◆ **Available records**
※

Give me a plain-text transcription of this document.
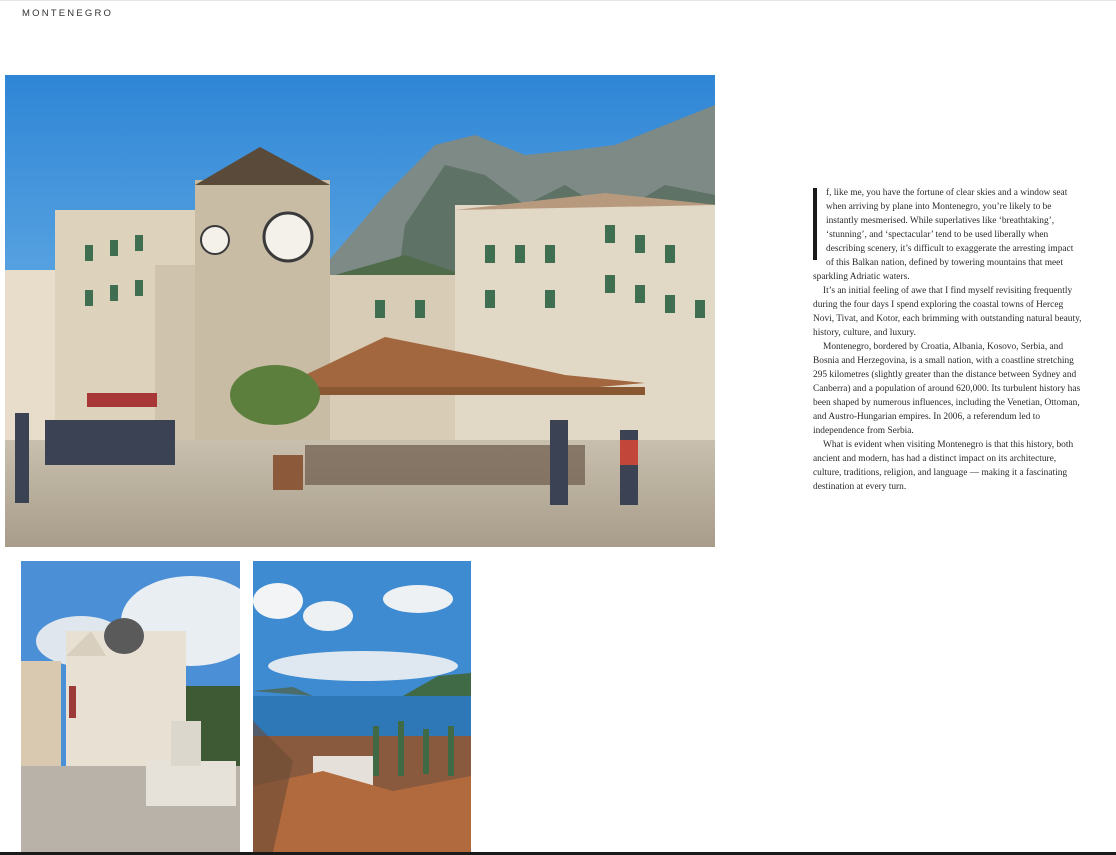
MONTENEGRO

f, like me, you have the fortune of clear skies and a window seat when arriving by plane into Montenegro, you’re likely to be instantly mesmerised. While superlatives like ‘breathtaking’, ‘stunning’, and ‘spectacular’ tend to be used liberally when describing scenery, it’s difficult to exaggerate the arresting impact of this Balkan nation, defined by towering mountains that meet sparkling Adriatic waters.

It’s an initial feeling of awe that I find myself revisiting frequently during the four days I spend exploring the coastal towns of Herceg Novi, Tivat, and Kotor, each brimming with outstanding natural beauty, history, culture, and luxury.

Montenegro, bordered by Croatia, Albania, Kosovo, Serbia, and Bosnia and Herzegovina, is a small nation, with a coastline stretching 295 kilometres (slightly greater than the distance between Sydney and Canberra) and a population of around 620,000. Its turbulent history has been shaped by numerous influences, including the Venetian, Ottoman, and Austro-Hungarian empires. In 2006, a referendum led to independence from Serbia.

What is evident when visiting Montenegro is that this history, both ancient and modern, has had a distinct impact on its architecture, culture, traditions, religion, and language — making it a fascinating destination at every turn.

※

◆ **What is needed**
From the records above, pull out every line containing the word "history".

◆ **Task answer**
It’s an initial feeling of awe that I find myself revisiting frequently during the four days I spend exploring the coastal towns of Herceg Novi, Tivat, and Kotor, each brimming with outstanding natural beauty, history, culture, and luxury.
Montenegro, bordered by Croatia, Albania, Kosovo, Serbia, and Bosnia and Herzegovina, is a small nation, with a coastline stretching 295 kilometres (slightly greater than the distance between Sydney and Canberra) and a population of around 620,000. Its turbulent history has been shaped by numerous influences, including the Venetian, Ottoman, and Austro-Hungarian empires. In 2006, a referendum led to independence from Serbia.
What is evident when visiting Montenegro is that this history, both ancient and modern, has had a distinct impact on its architecture, culture, traditions, religion, and language — making it a fascinating destination at every turn.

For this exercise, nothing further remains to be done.